### [TEXTO PROPUESTO]
↓
En ambas movilizaciones había puntos en común. El primero: la negación del racismo. “Si te entran en casa, te defiendes. Si intentan forzar la puerta, pues disparas. Pero luego te llaman racista”, apunta uno de los testimonios recabados en Tenerife. En otros casos, se recurre a relativizar la vulneración de los derechos humanos que sufren las personas migrantes argumentando que en otros países estarían peor. “En sus países no tienen ni agua corriente y aquí quieren un hotel”.
Entre los testimonios también destaca el establecimiento de una separación entre las personas españolas y africanas a través del uso incesante del “nosotros” y “ellos”. En ocasiones, los conceptos utilizados llegan a la deshumanización con términos como “plaga”, “monos” o “parásitos”.
Justificar la muerte
El racismo institucional ha empujado incluso a algunos sectores de la población a justificar las muertes. Naciones Unidas ha situado a la ruta migratoria hacia Canarias como la más peligrosa del mundo. Solo en 2022 perdieron la vida 1.784 personas intentando llegar a España por el Atlántico, según los datos recopilados por el colectivo Caminando Fronteras. La mayoría de los cuerpos desaparecen en el mar, dejando a centenares de familias sin respuestas.
↑
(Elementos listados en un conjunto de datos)
↓
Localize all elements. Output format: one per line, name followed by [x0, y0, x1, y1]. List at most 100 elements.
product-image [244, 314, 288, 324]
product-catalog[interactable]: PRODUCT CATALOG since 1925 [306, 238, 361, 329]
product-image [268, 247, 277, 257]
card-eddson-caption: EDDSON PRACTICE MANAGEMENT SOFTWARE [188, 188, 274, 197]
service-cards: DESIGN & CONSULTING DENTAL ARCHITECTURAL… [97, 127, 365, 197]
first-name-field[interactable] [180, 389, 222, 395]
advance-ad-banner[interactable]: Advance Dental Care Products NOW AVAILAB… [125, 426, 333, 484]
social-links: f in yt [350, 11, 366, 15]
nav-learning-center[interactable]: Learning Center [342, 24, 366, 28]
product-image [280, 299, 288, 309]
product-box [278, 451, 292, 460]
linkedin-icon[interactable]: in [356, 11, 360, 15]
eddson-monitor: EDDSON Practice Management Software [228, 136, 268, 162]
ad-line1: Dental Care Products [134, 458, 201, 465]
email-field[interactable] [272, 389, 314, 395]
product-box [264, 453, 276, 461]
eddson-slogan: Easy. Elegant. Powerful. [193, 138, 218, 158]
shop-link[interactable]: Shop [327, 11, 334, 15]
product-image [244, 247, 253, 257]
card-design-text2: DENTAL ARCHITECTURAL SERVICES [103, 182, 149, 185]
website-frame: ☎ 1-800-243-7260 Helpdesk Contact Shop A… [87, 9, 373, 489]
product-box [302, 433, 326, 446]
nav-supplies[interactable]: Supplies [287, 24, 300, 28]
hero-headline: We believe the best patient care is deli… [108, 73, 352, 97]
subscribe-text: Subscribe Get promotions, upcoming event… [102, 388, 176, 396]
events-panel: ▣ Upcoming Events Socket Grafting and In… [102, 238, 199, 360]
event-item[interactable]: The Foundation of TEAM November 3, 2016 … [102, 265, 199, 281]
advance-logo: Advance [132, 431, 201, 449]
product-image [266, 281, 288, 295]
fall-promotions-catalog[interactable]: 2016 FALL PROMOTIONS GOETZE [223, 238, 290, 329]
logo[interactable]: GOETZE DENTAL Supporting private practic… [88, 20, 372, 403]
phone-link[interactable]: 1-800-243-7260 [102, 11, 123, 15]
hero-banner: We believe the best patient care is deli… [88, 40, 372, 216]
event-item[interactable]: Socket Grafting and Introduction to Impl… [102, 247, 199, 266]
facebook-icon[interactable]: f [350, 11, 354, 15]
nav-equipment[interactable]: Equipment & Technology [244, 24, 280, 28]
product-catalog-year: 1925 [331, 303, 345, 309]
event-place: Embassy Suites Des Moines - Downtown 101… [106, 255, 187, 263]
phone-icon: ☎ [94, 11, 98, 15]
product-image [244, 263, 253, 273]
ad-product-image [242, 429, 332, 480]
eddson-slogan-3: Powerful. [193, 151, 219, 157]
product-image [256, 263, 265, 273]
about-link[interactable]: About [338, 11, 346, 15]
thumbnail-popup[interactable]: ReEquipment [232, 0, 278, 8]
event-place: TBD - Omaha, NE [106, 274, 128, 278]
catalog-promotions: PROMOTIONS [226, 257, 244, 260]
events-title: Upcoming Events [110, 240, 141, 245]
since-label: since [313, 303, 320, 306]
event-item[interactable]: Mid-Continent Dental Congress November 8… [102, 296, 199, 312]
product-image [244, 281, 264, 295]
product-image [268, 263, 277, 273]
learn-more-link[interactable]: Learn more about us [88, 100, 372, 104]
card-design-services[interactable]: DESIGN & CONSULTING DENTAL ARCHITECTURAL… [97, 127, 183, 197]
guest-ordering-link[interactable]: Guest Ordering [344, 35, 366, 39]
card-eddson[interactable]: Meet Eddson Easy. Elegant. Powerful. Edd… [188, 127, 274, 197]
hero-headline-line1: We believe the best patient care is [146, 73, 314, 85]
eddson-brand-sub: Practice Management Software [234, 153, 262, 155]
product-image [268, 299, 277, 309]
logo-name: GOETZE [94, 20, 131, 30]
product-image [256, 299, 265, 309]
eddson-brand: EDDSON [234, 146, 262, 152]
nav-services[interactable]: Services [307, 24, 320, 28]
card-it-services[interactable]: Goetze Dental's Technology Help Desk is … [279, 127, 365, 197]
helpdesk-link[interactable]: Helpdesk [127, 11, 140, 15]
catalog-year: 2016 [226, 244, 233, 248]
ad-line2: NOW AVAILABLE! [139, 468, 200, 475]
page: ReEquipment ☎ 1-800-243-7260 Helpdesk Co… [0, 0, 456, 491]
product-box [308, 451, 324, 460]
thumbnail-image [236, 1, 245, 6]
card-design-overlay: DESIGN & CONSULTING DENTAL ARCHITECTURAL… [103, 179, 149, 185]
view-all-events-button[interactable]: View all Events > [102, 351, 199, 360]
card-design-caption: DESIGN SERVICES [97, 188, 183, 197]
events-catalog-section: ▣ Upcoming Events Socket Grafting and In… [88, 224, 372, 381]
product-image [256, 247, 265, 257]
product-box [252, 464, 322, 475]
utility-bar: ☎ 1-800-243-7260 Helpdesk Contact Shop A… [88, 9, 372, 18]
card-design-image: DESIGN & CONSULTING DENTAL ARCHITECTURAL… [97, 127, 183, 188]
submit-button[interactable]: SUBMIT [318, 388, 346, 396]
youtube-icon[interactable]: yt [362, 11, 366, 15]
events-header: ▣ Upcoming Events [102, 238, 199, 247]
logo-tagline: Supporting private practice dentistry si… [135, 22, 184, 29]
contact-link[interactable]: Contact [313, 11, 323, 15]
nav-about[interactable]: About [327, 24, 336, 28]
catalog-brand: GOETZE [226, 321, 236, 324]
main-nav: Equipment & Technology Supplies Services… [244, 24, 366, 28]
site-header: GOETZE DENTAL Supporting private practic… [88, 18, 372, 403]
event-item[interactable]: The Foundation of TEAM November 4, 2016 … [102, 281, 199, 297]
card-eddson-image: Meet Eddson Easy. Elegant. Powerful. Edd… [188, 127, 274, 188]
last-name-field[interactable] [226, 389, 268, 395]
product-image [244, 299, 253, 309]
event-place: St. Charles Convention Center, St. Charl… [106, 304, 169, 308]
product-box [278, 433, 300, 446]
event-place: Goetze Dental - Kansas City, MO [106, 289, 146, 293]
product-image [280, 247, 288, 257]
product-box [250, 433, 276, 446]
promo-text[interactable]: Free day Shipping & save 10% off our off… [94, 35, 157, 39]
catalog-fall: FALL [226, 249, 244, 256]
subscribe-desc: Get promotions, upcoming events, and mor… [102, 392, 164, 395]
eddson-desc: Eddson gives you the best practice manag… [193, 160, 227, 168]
↑
### [EJERCICIOS]
1. Enumera todos los términos deshumanizadores que, según el texto sobre el racismo hacia las personas migrantes, llegan a utilizarse en los testimonios.
2. Prosigue el texto sobre el racismo hacia las personas migrantes a partir de su última oración.
Las filas no hacen falta para resolver este ejercicio.

### [SOLUCIONES DEL EJERCICIO]
1. "plaga", "monos", "parásitos"

2.
En las manifestaciones anti-inmigración, se percibía la violación del derecho a la vida de las personas migrantes como un “mal necesario” para defender un “bien superior”: la seguridad y la identidad. “Si los sacamos del agua, después tenemos que encargarnos de todo”. “¿Para qué rescatarlos? ¿Para que después entren en tu casa a robar y de paso te monten una mezquita?”.
Nada fue delito en Arguineguín
Las vulneraciones de derechos humanos que organizaciones internacionales denunciaron en Canarias en 2020 también pasaron desapercibidas para la Justicia. La detención de miles de personas bajo custodia policial sobrepasando el máximo de tiempo legal, la falta de duchas, de agua potable o de un espacio digno en el que dormir no fueron delito. La Audiencia Provincial de Las Palmas dio el carpetazo definitivo a la denuncia contra el hacinamiento de personas en el muelle.
Aunque el auto concluyó que las condiciones del campamento eran pésimas, sostuvo que las personas que estuvieron en él pueden considerarse “afortunadas” por sobrevivir a la ruta canaria y por recibir asistencia humanitaria. Así, la Justicia justificó que la “penuria” que pasaron las personas llegadas en pateras a Gran Canaria no fue consecuencia de una acción arbitraria y voluntaria de las autoridades para vulnerar sus derechos, sino que se corresponde con una falta de recursos.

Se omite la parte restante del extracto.